─── DATA FOR THE TASK ───

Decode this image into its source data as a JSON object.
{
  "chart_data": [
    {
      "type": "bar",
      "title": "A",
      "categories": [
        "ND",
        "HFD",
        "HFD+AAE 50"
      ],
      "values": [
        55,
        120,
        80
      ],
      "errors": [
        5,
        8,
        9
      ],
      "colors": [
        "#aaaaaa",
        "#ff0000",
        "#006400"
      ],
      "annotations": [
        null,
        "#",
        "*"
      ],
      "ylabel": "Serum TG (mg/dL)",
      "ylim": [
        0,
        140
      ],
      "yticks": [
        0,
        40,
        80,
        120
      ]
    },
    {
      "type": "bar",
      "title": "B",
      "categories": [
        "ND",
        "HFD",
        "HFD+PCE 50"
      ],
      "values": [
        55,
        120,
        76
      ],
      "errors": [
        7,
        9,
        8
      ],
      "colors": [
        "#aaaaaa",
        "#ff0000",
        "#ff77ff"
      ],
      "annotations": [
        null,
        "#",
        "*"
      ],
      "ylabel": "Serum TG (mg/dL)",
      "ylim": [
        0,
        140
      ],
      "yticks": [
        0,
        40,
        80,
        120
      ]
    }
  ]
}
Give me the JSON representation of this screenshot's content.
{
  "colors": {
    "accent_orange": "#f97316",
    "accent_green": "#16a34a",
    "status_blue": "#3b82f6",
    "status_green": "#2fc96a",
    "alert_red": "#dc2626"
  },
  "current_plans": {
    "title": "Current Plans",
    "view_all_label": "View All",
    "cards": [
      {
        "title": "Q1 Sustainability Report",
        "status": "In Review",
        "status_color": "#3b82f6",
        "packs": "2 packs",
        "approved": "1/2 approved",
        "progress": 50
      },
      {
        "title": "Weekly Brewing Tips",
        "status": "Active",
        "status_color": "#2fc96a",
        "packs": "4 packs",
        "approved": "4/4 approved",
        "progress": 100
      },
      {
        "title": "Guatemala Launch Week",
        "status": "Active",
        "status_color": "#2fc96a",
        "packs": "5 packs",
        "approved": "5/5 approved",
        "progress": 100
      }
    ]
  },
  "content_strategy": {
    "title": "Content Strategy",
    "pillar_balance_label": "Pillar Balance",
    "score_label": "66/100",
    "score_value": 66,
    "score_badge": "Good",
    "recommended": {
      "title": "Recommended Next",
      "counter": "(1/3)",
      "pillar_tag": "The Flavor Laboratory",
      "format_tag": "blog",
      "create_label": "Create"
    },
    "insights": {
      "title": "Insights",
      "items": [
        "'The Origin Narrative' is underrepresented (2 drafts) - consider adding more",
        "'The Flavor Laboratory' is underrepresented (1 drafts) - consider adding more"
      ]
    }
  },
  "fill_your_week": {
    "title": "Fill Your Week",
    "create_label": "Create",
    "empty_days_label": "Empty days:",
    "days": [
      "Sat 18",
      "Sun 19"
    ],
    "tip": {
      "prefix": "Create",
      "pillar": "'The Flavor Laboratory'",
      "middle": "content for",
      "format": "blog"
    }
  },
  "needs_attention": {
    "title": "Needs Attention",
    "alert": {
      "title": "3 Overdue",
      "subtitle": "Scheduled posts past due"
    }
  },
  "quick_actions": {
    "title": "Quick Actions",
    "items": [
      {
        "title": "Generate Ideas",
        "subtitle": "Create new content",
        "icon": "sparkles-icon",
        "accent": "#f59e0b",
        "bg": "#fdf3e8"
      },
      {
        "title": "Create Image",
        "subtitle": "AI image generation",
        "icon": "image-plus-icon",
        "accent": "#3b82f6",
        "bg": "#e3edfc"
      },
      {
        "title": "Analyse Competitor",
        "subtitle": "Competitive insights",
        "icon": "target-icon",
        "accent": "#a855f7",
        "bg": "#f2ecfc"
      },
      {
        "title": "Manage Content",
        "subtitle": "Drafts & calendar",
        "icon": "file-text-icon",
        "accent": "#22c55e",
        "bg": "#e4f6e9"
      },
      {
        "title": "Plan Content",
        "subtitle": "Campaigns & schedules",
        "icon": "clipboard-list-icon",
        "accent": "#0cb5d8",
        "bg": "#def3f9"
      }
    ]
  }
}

───

- **STATED GOAL**
Identify every line above that includes the word "this", and show those lines.

- **EXERCISE SOLUTION**
Decode this image into its source data as a JSON object.
Give me the JSON representation of this screenshot's content.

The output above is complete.